* **Given request**
Show all lines from the listing below that contain "公开发行证券的公司信息披露解释性公告第".

* **Supplied data**
--- Begin ---
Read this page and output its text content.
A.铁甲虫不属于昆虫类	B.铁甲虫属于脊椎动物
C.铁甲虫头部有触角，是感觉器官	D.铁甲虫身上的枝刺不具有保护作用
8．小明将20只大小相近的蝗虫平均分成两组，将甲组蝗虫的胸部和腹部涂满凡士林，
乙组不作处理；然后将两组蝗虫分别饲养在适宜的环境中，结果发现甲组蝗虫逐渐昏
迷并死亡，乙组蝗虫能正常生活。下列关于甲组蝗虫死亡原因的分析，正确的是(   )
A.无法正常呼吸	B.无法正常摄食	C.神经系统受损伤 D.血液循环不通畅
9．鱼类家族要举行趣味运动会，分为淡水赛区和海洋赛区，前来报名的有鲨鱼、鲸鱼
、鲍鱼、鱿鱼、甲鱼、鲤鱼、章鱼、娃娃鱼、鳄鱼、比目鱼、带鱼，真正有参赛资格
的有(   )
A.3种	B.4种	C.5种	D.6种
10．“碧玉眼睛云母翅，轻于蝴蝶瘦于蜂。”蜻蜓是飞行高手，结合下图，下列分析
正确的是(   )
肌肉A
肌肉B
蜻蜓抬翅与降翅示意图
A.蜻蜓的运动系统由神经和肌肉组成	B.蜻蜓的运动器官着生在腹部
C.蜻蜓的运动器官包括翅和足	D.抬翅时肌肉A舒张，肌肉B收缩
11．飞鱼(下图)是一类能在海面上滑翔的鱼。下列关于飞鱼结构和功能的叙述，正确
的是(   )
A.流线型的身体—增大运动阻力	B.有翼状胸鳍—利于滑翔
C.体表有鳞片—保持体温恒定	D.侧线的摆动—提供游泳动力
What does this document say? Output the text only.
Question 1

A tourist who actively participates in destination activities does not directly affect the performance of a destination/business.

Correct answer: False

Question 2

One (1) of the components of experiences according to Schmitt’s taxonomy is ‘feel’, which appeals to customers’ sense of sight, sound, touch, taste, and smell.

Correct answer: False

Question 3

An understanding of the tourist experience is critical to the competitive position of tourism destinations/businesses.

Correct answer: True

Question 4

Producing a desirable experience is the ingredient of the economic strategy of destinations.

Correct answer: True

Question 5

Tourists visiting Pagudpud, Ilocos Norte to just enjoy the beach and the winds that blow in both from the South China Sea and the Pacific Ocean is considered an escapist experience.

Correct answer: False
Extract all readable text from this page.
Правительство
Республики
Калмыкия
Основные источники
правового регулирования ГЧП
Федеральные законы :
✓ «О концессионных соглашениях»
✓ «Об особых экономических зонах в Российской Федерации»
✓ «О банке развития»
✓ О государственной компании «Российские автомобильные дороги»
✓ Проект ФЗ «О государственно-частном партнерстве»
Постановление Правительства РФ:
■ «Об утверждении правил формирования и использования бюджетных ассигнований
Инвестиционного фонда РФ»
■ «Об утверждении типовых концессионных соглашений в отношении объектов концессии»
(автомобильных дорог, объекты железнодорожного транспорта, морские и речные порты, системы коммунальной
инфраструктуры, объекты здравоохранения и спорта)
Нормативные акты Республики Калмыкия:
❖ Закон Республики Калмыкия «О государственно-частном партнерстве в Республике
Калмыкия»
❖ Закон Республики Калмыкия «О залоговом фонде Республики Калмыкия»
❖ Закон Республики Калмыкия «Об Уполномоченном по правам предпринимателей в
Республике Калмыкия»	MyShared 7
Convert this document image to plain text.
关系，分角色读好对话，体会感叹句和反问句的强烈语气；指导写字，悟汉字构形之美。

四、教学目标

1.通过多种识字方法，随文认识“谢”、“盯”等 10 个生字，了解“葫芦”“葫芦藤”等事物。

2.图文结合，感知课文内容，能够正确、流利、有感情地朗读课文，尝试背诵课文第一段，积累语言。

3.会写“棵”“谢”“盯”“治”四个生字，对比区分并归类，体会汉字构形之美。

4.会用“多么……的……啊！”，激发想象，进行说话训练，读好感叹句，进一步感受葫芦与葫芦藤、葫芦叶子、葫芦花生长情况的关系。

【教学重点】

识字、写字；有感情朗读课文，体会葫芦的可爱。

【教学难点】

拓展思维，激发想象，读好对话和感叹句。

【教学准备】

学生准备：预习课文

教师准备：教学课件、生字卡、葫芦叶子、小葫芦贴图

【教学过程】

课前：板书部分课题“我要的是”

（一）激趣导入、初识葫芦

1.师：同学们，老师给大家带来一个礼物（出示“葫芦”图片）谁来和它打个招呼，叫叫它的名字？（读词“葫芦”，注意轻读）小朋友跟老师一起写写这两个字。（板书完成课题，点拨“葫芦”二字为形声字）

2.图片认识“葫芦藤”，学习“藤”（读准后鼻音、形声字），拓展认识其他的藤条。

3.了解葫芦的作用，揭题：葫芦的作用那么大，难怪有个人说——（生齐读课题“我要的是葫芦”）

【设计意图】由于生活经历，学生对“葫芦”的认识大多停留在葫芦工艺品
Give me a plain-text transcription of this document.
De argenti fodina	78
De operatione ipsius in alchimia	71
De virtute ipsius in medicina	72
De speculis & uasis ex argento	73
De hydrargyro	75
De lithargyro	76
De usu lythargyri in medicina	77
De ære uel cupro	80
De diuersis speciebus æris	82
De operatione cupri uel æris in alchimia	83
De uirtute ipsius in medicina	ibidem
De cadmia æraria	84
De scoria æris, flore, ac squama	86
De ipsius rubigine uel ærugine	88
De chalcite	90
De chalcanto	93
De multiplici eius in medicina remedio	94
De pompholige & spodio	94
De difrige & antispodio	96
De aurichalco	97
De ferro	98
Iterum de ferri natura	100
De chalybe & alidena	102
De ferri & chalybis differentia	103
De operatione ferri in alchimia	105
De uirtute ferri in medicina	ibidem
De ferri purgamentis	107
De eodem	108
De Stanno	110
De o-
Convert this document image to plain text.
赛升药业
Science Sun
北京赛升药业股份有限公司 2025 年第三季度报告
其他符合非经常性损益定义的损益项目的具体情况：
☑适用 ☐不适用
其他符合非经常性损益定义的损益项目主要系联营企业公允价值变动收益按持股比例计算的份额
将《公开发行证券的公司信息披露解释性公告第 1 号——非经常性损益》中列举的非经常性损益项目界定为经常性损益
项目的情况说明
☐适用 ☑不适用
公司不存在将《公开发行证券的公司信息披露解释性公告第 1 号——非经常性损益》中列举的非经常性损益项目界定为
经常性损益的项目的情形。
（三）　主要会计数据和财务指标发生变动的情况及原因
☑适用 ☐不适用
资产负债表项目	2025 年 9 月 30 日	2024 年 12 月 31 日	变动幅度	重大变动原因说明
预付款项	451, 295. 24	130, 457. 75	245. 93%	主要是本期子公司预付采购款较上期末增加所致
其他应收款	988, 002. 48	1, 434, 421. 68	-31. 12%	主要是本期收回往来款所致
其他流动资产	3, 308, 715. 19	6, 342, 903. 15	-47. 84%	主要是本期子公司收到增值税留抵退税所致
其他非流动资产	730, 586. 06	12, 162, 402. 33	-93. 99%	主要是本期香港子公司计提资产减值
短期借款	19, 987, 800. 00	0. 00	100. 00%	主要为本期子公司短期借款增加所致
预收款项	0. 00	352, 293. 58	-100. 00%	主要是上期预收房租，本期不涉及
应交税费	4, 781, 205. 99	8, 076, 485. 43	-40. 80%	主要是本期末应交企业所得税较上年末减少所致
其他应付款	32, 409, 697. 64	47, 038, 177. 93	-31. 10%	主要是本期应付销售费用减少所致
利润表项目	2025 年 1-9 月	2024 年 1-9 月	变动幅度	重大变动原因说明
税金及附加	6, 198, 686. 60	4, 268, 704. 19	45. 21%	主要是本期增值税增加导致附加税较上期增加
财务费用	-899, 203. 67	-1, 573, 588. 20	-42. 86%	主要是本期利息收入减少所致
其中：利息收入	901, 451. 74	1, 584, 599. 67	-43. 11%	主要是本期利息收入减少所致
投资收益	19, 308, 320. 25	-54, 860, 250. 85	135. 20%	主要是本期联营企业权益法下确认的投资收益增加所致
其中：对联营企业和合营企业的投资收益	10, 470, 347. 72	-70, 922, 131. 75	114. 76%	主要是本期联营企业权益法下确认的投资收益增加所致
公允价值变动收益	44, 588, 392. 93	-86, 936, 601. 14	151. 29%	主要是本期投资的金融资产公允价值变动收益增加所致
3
--- End ---
* **Output**
将《公开发行证券的公司信息披露解释性公告第 1 号——非经常性损益》中列举的非经常性损益项目界定为经常性损益
公司不存在将《公开发行证券的公司信息披露解释性公告第 1 号——非经常性损益》中列举的非经常性损益项目界定为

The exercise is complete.